** TO BE DONE **
Below are the records. Gather each line that holds "watermark".

** THE DATA **
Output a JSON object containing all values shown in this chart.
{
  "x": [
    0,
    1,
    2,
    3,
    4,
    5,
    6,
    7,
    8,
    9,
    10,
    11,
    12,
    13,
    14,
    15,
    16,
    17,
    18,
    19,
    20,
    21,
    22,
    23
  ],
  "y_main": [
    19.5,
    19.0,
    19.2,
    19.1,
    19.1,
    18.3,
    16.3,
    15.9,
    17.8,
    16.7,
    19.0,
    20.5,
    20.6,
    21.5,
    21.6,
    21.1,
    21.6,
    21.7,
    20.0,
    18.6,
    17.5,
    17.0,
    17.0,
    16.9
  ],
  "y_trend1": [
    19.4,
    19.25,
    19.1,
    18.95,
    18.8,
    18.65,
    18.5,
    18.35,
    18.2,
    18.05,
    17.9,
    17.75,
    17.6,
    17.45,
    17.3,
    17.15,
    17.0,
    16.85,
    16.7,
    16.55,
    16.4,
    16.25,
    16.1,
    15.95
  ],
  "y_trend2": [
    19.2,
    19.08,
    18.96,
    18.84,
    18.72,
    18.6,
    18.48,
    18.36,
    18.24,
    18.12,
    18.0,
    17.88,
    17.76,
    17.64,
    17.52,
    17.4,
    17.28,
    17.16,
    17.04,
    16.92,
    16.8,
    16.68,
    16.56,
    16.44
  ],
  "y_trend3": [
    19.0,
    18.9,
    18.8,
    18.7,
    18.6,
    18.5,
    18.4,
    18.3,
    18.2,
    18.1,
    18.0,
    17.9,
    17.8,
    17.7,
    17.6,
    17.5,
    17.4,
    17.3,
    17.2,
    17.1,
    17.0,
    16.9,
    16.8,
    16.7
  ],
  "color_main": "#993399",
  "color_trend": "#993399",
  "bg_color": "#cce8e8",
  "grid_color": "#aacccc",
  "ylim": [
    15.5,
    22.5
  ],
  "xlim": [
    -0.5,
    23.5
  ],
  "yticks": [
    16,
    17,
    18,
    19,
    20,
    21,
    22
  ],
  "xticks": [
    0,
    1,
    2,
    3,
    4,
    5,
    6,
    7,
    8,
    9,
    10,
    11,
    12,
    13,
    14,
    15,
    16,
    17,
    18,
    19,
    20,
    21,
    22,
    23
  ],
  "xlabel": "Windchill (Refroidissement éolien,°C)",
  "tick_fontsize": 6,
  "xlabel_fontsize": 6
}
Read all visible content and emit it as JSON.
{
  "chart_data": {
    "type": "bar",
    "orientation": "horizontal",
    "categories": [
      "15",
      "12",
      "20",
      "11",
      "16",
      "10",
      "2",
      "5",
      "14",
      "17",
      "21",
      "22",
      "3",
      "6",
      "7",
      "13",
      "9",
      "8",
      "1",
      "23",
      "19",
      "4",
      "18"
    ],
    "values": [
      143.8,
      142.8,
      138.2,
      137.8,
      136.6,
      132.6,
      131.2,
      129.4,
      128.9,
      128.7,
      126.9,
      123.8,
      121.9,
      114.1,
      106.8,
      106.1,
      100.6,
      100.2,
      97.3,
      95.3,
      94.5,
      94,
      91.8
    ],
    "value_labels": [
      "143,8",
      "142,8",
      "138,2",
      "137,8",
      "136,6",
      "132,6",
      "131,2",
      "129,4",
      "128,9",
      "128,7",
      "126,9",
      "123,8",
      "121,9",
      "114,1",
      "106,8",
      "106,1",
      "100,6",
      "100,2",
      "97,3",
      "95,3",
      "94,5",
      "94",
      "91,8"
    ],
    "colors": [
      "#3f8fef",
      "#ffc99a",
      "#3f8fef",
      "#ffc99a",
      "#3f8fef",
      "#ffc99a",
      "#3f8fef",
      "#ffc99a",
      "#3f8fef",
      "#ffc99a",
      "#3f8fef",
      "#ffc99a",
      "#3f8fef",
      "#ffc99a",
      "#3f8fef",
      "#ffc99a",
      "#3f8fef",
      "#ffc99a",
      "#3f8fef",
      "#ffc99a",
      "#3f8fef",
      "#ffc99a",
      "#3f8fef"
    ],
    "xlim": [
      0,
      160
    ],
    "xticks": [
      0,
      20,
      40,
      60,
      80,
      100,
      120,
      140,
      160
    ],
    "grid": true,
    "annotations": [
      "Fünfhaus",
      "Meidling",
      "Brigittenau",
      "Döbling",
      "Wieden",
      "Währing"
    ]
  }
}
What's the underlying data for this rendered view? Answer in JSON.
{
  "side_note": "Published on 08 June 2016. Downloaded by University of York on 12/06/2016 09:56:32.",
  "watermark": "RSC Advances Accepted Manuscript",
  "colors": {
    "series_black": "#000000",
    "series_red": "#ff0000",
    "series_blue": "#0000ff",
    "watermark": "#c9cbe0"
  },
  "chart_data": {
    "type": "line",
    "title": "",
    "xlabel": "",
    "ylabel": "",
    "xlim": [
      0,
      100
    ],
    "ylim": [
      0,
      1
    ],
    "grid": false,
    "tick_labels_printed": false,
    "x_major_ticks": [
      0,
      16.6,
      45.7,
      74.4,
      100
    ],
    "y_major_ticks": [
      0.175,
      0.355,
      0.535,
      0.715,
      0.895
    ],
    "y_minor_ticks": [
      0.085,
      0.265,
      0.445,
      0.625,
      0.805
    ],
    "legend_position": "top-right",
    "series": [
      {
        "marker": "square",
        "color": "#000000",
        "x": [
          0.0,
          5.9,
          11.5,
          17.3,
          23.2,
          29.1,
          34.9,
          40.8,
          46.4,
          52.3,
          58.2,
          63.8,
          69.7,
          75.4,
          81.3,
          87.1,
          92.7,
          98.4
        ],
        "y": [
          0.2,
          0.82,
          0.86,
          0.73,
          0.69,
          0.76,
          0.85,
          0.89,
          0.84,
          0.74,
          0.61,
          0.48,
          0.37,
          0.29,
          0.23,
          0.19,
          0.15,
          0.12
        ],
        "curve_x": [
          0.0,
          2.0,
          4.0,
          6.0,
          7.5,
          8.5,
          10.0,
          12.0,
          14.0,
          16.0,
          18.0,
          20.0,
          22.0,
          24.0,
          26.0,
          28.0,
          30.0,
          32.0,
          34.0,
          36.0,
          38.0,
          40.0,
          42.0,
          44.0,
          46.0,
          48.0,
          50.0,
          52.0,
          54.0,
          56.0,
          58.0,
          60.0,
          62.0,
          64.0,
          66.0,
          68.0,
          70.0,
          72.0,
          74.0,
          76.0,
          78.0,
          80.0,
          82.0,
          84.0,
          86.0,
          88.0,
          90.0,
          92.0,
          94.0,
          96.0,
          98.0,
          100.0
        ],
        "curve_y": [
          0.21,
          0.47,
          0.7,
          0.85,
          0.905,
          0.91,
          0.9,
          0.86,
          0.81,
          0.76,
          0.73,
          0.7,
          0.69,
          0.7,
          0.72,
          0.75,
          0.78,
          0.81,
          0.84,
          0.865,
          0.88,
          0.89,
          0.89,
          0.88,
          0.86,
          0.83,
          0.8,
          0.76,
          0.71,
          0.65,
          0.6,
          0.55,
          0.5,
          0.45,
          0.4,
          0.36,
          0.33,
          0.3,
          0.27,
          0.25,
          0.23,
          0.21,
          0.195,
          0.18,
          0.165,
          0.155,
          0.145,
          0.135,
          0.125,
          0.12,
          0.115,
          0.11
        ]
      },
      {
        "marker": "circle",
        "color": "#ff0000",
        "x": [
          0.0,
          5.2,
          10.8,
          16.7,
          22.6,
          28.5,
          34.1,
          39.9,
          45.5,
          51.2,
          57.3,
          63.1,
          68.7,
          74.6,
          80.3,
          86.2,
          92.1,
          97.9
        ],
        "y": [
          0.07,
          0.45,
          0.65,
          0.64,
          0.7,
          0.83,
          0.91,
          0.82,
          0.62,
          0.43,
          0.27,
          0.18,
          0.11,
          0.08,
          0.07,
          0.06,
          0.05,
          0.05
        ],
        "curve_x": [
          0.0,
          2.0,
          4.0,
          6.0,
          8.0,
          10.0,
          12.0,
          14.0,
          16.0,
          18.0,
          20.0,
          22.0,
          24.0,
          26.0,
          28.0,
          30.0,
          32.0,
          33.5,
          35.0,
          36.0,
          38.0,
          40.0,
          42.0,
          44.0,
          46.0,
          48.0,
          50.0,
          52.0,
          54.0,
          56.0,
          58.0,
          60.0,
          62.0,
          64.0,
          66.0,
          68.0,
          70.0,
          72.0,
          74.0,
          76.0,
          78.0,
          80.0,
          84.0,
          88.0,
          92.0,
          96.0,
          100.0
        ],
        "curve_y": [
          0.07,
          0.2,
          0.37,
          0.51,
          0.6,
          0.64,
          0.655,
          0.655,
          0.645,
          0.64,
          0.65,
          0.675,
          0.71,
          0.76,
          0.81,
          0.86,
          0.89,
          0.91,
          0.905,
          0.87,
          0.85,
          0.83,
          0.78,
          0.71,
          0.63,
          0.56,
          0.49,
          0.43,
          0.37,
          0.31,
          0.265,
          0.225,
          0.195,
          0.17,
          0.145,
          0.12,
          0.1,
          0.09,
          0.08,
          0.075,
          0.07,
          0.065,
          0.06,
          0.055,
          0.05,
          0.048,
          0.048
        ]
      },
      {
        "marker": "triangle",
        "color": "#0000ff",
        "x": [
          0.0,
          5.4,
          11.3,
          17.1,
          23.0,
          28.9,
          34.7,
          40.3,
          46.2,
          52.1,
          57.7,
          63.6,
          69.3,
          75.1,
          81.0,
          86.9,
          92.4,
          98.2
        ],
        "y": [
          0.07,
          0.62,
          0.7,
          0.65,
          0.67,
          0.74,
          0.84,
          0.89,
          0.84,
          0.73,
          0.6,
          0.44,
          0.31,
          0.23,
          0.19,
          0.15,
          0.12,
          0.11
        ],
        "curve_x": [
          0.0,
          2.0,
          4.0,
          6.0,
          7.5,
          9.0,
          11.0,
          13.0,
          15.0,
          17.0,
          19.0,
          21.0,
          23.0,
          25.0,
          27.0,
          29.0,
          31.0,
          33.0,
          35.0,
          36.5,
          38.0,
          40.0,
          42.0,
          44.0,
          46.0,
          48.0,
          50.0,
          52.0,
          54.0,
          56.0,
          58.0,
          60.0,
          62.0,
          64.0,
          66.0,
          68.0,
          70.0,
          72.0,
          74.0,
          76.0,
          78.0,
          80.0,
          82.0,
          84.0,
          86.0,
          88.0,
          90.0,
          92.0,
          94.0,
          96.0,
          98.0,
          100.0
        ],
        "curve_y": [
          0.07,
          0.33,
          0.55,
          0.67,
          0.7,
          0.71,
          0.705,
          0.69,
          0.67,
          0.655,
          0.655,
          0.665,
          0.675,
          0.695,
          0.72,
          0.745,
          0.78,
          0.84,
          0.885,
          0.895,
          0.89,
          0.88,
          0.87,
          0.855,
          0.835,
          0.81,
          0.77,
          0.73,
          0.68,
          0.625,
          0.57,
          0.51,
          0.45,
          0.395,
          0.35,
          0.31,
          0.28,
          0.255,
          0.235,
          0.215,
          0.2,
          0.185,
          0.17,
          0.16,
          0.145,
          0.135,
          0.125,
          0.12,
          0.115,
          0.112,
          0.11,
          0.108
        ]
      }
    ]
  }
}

** EXERCISE RESPONSE **
  "watermark": "RSC Advances Accepted Manuscript",
    "watermark": "#c9cbe0"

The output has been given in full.